Work out how many lines in the data hold the word "JSON", and reply with that number only.

> **DATA ROWS**:
━━━━

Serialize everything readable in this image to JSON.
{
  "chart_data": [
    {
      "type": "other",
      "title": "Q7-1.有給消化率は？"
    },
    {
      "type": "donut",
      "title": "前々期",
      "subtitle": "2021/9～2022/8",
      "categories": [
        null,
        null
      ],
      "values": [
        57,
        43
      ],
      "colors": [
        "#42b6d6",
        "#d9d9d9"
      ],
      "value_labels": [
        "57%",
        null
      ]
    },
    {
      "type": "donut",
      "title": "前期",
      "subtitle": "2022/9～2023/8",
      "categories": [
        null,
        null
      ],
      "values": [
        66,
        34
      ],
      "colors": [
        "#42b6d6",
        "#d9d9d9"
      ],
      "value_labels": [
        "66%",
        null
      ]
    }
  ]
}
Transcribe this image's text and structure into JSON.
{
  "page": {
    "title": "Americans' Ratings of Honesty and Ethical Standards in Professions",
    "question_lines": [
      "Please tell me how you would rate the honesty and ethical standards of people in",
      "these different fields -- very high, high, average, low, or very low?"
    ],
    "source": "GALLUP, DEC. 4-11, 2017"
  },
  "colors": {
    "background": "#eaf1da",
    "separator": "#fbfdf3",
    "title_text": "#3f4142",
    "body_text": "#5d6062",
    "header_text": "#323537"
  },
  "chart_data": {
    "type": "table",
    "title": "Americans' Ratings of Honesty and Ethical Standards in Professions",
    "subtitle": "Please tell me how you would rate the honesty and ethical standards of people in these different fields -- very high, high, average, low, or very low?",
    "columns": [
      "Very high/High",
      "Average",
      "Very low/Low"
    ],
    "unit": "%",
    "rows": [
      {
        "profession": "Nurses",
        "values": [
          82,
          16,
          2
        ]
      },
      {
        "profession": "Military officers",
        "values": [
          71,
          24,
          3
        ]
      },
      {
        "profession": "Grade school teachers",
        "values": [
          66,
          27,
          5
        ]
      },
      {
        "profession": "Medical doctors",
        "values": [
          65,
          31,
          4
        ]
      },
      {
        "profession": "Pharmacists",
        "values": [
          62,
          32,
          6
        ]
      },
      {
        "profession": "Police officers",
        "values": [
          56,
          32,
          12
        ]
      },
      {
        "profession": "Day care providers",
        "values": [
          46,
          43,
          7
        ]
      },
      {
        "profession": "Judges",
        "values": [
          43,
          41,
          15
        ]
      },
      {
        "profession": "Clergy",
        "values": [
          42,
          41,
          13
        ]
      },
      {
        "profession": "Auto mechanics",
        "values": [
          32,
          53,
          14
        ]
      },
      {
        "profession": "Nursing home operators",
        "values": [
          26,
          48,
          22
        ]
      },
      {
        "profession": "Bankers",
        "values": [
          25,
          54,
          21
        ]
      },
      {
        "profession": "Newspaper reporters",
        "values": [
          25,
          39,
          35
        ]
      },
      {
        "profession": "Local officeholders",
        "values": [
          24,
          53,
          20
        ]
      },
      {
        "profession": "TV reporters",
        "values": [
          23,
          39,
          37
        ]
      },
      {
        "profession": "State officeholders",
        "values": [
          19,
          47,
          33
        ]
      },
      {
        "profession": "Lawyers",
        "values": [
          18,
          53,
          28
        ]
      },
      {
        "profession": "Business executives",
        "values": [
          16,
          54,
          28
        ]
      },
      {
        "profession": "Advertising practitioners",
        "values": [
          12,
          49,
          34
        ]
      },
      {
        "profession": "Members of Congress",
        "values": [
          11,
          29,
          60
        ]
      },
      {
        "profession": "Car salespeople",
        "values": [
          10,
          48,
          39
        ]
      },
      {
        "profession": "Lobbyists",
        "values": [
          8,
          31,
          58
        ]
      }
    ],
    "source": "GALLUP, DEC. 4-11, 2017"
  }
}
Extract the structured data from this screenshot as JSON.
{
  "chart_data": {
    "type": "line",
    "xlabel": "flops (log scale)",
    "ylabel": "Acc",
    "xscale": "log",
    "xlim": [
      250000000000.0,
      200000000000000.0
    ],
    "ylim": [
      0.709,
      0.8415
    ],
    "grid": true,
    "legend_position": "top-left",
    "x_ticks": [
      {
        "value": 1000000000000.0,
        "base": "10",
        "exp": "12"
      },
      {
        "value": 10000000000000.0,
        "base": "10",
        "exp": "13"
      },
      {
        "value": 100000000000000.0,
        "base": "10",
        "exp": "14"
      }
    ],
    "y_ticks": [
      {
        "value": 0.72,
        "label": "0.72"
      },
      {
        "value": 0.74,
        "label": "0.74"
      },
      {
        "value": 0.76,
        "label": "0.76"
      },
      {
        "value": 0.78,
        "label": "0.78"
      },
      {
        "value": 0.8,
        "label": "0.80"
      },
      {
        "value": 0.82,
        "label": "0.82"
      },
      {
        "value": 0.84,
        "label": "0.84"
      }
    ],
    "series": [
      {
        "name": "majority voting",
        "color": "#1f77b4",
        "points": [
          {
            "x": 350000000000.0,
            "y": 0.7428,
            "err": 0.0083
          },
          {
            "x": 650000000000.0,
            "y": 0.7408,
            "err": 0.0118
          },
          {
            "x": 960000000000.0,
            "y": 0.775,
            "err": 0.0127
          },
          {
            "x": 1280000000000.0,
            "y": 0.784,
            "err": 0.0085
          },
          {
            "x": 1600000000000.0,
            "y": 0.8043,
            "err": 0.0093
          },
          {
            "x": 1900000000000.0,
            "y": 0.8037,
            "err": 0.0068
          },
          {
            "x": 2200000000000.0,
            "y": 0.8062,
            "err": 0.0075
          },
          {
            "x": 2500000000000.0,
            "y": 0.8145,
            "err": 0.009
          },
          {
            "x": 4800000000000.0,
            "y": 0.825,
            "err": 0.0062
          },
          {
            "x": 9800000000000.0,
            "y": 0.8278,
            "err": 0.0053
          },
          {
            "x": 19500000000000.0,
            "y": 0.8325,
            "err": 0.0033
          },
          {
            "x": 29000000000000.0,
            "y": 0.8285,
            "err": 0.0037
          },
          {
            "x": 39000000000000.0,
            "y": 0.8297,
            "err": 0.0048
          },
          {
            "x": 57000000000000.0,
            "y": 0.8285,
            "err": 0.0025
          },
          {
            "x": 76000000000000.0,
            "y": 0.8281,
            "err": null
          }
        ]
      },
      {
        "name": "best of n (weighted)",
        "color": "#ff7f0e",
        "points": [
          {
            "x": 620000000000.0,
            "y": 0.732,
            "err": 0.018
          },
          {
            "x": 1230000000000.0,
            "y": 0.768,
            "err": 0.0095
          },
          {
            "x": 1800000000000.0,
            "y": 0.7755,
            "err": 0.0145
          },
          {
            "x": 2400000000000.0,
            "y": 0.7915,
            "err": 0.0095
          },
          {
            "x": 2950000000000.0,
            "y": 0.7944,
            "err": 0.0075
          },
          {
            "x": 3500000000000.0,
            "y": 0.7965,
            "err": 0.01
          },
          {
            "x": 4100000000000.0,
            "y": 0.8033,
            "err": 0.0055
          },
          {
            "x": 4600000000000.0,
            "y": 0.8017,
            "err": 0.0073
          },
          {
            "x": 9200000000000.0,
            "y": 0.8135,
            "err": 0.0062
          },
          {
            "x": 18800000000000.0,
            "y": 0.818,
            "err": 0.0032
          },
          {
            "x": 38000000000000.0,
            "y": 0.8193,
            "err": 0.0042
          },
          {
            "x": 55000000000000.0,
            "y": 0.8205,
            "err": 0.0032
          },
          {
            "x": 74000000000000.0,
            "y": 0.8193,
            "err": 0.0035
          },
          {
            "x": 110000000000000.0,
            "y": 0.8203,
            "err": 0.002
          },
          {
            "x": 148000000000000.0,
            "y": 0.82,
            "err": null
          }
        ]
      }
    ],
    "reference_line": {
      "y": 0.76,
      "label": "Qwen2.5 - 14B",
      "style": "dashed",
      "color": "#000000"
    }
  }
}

━━━━

> **TASK RESPONSE**:
3